REQUIREMENTS: Copy every line of the material below without changing anything, but omit the pictures.

(Extracted records)
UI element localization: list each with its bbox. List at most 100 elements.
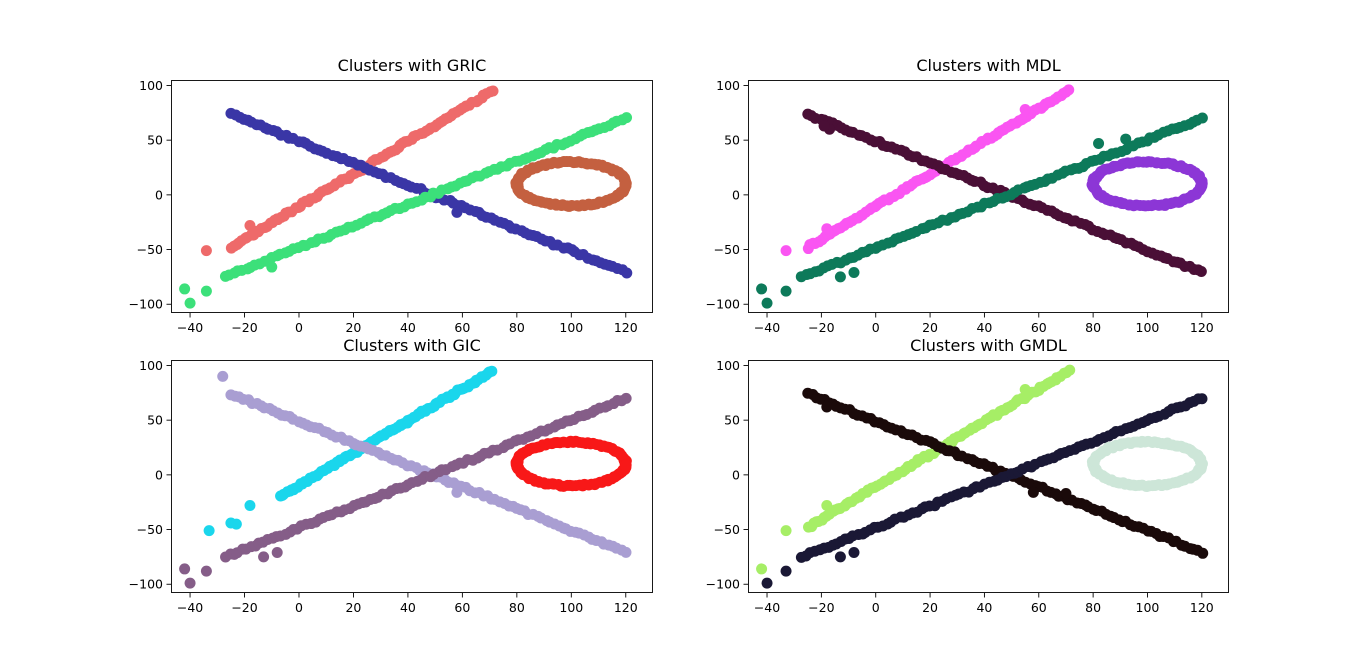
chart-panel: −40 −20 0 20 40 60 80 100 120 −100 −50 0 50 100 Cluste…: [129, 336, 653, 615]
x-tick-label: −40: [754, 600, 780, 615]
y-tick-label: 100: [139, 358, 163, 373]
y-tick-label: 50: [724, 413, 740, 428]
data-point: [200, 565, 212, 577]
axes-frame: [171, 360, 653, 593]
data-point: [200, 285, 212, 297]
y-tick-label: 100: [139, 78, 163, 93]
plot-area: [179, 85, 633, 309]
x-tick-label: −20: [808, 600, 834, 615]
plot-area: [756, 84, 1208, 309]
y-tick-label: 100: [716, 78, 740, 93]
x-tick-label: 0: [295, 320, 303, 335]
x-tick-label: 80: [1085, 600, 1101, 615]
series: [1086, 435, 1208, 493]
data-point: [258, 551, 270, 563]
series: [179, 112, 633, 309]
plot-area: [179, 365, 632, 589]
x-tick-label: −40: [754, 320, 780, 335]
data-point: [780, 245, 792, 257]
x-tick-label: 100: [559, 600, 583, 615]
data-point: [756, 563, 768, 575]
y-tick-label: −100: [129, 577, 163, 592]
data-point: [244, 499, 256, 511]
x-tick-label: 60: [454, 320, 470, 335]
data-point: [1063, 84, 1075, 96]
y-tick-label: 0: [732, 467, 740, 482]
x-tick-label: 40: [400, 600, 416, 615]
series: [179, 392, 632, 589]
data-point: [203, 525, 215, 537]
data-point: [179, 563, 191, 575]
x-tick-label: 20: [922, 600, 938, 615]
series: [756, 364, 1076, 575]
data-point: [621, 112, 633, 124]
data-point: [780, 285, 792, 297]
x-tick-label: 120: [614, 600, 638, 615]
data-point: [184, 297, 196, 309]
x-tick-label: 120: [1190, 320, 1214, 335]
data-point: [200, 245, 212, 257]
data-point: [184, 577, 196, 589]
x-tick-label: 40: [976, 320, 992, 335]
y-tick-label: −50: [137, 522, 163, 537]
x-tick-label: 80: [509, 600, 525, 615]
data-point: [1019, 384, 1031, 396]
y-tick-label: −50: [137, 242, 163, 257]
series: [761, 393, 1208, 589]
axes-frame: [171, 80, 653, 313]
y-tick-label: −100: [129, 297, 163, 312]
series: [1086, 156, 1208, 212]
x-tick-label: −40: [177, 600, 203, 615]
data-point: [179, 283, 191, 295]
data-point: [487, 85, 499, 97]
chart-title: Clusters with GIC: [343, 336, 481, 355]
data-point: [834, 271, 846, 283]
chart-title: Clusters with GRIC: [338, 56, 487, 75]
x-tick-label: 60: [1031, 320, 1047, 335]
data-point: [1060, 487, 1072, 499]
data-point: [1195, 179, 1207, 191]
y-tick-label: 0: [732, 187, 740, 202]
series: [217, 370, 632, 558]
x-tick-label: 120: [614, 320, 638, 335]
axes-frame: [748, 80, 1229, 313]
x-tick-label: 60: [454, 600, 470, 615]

OUTPUT FOR THIS TASK:
UI element localization: list each with its bbox. List at most 100 elements.
chart-panel: −40 −20 0 20 40 60 80 100 120 −100 −50 0 50 100 Cluste…: [129, 336, 653, 615]
x-tick-label: −40: [754, 600, 780, 615]
y-tick-label: 100: [139, 358, 163, 373]
y-tick-label: 50: [724, 413, 740, 428]
data-point: [200, 565, 212, 577]
axes-frame: [171, 360, 653, 593]
data-point: [200, 285, 212, 297]
y-tick-label: 100: [139, 78, 163, 93]
plot-area: [179, 85, 633, 309]
x-tick-label: −20: [808, 600, 834, 615]
plot-area: [756, 84, 1208, 309]
y-tick-label: 100: [716, 78, 740, 93]
x-tick-label: 0: [295, 320, 303, 335]
x-tick-label: 80: [1085, 600, 1101, 615]
series: [1086, 435, 1208, 493]
data-point: [258, 551, 270, 563]
series: [179, 112, 633, 309]
plot-area: [179, 365, 632, 589]
x-tick-label: −40: [754, 320, 780, 335]
data-point: [780, 245, 792, 257]
x-tick-label: 100: [559, 600, 583, 615]
data-point: [756, 563, 768, 575]
y-tick-label: −100: [129, 577, 163, 592]
data-point: [244, 499, 256, 511]
x-tick-label: 60: [454, 320, 470, 335]
data-point: [1063, 84, 1075, 96]
y-tick-label: 0: [732, 467, 740, 482]
x-tick-label: 40: [400, 600, 416, 615]
series: [179, 392, 632, 589]
data-point: [203, 525, 215, 537]
data-point: [179, 563, 191, 575]
x-tick-label: 20: [922, 600, 938, 615]
series: [756, 364, 1076, 575]
data-point: [621, 112, 633, 124]
data-point: [780, 285, 792, 297]
x-tick-label: 120: [614, 600, 638, 615]
data-point: [184, 297, 196, 309]
x-tick-label: 120: [1190, 320, 1214, 335]
data-point: [200, 245, 212, 257]
data-point: [184, 577, 196, 589]
x-tick-label: 40: [976, 320, 992, 335]
y-tick-label: −50: [137, 522, 163, 537]
x-tick-label: 80: [509, 600, 525, 615]
data-point: [1019, 384, 1031, 396]
y-tick-label: −50: [137, 242, 163, 257]
series: [761, 393, 1208, 589]
axes-frame: [171, 80, 653, 313]
y-tick-label: −100: [129, 297, 163, 312]
series: [1086, 156, 1208, 212]
x-tick-label: −40: [177, 600, 203, 615]
data-point: [179, 283, 191, 295]
data-point: [487, 85, 499, 97]
chart-title: Clusters with GIC: [343, 336, 481, 355]
data-point: [834, 271, 846, 283]
chart-title: Clusters with GRIC: [338, 56, 487, 75]
x-tick-label: 60: [1031, 320, 1047, 335]
data-point: [1060, 487, 1072, 499]
data-point: [1195, 179, 1207, 191]
y-tick-label: 0: [732, 187, 740, 202]
series: [217, 370, 632, 558]
x-tick-label: 120: [614, 320, 638, 335]
axes-frame: [748, 80, 1229, 313]
x-tick-label: 60: [454, 600, 470, 615]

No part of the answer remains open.